[Saved entries]
--- START ---

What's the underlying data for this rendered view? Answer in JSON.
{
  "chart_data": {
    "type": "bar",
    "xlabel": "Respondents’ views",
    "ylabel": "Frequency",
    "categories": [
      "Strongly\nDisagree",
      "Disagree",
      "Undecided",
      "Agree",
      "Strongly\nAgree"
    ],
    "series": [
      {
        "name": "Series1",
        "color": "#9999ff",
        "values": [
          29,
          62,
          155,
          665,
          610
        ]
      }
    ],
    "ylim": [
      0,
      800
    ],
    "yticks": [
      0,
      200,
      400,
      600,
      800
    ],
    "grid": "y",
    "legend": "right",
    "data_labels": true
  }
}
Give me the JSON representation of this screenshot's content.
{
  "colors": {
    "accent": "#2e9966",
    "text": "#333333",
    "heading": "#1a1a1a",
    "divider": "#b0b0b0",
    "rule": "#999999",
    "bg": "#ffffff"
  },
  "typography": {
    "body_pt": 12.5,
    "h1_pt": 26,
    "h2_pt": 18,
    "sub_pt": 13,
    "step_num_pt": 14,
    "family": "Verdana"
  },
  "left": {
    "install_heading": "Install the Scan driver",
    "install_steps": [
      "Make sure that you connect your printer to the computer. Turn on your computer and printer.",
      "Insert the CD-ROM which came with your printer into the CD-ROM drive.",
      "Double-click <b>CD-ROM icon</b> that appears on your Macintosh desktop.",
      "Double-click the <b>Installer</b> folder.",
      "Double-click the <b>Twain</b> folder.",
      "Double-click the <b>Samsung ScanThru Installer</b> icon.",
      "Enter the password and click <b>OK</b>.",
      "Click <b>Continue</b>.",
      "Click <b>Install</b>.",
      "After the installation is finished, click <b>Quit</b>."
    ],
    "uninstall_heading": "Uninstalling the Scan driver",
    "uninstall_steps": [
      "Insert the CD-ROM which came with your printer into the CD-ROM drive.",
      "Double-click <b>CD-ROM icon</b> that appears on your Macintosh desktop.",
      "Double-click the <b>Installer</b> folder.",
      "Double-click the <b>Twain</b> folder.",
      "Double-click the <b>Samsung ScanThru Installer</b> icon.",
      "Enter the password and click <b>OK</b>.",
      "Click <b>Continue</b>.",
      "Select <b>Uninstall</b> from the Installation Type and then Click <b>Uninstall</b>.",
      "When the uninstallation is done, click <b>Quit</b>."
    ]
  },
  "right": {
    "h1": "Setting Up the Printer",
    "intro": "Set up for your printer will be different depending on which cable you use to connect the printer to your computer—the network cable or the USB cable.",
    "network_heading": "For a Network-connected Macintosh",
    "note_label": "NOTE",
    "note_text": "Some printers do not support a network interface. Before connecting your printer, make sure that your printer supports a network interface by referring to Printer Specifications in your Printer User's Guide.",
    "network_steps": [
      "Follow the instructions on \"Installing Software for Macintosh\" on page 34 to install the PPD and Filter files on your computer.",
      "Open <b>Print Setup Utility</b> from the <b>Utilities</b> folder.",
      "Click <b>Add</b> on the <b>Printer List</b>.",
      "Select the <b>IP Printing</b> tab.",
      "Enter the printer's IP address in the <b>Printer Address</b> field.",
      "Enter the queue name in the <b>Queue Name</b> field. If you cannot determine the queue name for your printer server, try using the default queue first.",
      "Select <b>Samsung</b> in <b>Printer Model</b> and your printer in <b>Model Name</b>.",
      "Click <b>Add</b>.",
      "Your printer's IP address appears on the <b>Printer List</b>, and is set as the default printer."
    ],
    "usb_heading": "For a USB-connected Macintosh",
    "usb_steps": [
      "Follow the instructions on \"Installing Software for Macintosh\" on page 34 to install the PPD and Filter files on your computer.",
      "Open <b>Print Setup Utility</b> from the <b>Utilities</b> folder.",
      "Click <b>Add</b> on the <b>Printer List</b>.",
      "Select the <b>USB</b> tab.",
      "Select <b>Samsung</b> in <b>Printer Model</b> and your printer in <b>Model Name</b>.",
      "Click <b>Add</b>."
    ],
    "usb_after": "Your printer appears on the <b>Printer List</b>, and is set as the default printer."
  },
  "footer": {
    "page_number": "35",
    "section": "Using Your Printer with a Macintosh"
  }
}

--- END ---

INSTRUCTION
How many lines in these entries hold the string "address"? Answer with the number alone.

RIGHT ANSWER
2